*Given exercise*. In this exercise, reproduce all the entries that follow exactly.

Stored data
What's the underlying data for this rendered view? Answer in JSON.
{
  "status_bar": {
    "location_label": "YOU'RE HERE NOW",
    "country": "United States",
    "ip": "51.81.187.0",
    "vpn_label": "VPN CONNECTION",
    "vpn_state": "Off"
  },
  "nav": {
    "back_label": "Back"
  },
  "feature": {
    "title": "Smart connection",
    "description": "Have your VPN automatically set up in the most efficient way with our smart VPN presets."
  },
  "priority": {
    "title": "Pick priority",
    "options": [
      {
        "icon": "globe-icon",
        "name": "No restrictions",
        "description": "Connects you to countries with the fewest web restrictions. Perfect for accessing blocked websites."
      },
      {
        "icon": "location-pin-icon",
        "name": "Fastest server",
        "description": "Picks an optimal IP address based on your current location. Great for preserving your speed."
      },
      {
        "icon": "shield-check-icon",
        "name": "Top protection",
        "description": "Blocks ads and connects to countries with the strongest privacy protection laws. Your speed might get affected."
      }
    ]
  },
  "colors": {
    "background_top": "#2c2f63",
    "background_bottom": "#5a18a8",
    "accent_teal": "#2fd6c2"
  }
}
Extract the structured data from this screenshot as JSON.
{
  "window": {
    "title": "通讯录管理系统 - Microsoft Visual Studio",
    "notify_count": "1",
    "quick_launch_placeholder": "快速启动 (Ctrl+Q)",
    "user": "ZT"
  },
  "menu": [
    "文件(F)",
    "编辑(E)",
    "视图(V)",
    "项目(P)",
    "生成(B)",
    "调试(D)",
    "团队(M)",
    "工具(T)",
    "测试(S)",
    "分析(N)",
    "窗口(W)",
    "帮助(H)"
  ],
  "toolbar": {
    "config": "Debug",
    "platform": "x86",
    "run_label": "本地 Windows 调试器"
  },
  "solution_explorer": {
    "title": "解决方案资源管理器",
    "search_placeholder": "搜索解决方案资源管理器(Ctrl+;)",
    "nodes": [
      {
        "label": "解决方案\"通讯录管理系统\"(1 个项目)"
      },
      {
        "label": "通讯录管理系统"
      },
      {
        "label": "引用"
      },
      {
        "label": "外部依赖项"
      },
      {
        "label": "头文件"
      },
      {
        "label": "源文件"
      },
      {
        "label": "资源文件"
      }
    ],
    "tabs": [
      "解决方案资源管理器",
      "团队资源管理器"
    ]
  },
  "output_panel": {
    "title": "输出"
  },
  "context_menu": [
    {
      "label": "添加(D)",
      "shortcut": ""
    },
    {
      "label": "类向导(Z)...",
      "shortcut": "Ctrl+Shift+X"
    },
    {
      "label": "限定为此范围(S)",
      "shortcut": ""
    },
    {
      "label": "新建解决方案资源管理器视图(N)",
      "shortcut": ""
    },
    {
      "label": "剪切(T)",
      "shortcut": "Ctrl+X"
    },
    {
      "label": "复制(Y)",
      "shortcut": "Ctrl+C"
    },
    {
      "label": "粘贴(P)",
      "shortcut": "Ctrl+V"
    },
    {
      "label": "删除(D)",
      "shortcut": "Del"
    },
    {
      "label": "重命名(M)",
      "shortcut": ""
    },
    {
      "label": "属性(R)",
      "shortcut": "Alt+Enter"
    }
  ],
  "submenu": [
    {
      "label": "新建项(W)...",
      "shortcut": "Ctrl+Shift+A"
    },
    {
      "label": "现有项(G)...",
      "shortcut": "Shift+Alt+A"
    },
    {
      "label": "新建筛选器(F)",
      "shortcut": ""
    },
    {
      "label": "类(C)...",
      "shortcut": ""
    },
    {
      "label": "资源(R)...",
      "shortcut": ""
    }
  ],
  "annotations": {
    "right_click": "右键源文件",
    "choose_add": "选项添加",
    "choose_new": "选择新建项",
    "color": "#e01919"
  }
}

*Finished answer*.
What's the underlying data for this rendered view? Answer in JSON.
{
  "status_bar": {
    "location_label": "YOU'RE HERE NOW",
    "country": "United States",
    "ip": "51.81.187.0",
    "vpn_label": "VPN CONNECTION",
    "vpn_state": "Off"
  },
  "nav": {
    "back_label": "Back"
  },
  "feature": {
    "title": "Smart connection",
    "description": "Have your VPN automatically set up in the most efficient way with our smart VPN presets."
  },
  "priority": {
    "title": "Pick priority",
    "options": [
      {
        "icon": "globe-icon",
        "name": "No restrictions",
        "description": "Connects you to countries with the fewest web restrictions. Perfect for accessing blocked websites."
      },
      {
        "icon": "location-pin-icon",
        "name": "Fastest server",
        "description": "Picks an optimal IP address based on your current location. Great for preserving your speed."
      },
      {
        "icon": "shield-check-icon",
        "name": "Top protection",
        "description": "Blocks ads and connects to countries with the strongest privacy protection laws. Your speed might get affected."
      }
    ]
  },
  "colors": {
    "background_top": "#2c2f63",
    "background_bottom": "#5a18a8",
    "accent_teal": "#2fd6c2"
  }
}
Extract the structured data from this screenshot as JSON.
{
  "window": {
    "title": "通讯录管理系统 - Microsoft Visual Studio",
    "notify_count": "1",
    "quick_launch_placeholder": "快速启动 (Ctrl+Q)",
    "user": "ZT"
  },
  "menu": [
    "文件(F)",
    "编辑(E)",
    "视图(V)",
    "项目(P)",
    "生成(B)",
    "调试(D)",
    "团队(M)",
    "工具(T)",
    "测试(S)",
    "分析(N)",
    "窗口(W)",
    "帮助(H)"
  ],
  "toolbar": {
    "config": "Debug",
    "platform": "x86",
    "run_label": "本地 Windows 调试器"
  },
  "solution_explorer": {
    "title": "解决方案资源管理器",
    "search_placeholder": "搜索解决方案资源管理器(Ctrl+;)",
    "nodes": [
      {
        "label": "解决方案\"通讯录管理系统\"(1 个项目)"
      },
      {
        "label": "通讯录管理系统"
      },
      {
        "label": "引用"
      },
      {
        "label": "外部依赖项"
      },
      {
        "label": "头文件"
      },
      {
        "label": "源文件"
      },
      {
        "label": "资源文件"
      }
    ],
    "tabs": [
      "解决方案资源管理器",
      "团队资源管理器"
    ]
  },
  "output_panel": {
    "title": "输出"
  },
  "context_menu": [
    {
      "label": "添加(D)",
      "shortcut": ""
    },
    {
      "label": "类向导(Z)...",
      "shortcut": "Ctrl+Shift+X"
    },
    {
      "label": "限定为此范围(S)",
      "shortcut": ""
    },
    {
      "label": "新建解决方案资源管理器视图(N)",
      "shortcut": ""
    },
    {
      "label": "剪切(T)",
      "shortcut": "Ctrl+X"
    },
    {
      "label": "复制(Y)",
      "shortcut": "Ctrl+C"
    },
    {
      "label": "粘贴(P)",
      "shortcut": "Ctrl+V"
    },
    {
      "label": "删除(D)",
      "shortcut": "Del"
    },
    {
      "label": "重命名(M)",
      "shortcut": ""
    },
    {
      "label": "属性(R)",
      "shortcut": "Alt+Enter"
    }
  ],
  "submenu": [
    {
      "label": "新建项(W)...",
      "shortcut": "Ctrl+Shift+A"
    },
    {
      "label": "现有项(G)...",
      "shortcut": "Shift+Alt+A"
    },
    {
      "label": "新建筛选器(F)",
      "shortcut": ""
    },
    {
      "label": "类(C)...",
      "shortcut": ""
    },
    {
      "label": "资源(R)...",
      "shortcut": ""
    }
  ],
  "annotations": {
    "right_click": "右键源文件",
    "choose_add": "选项添加",
    "choose_new": "选择新建项",
    "color": "#e01919"
  }
}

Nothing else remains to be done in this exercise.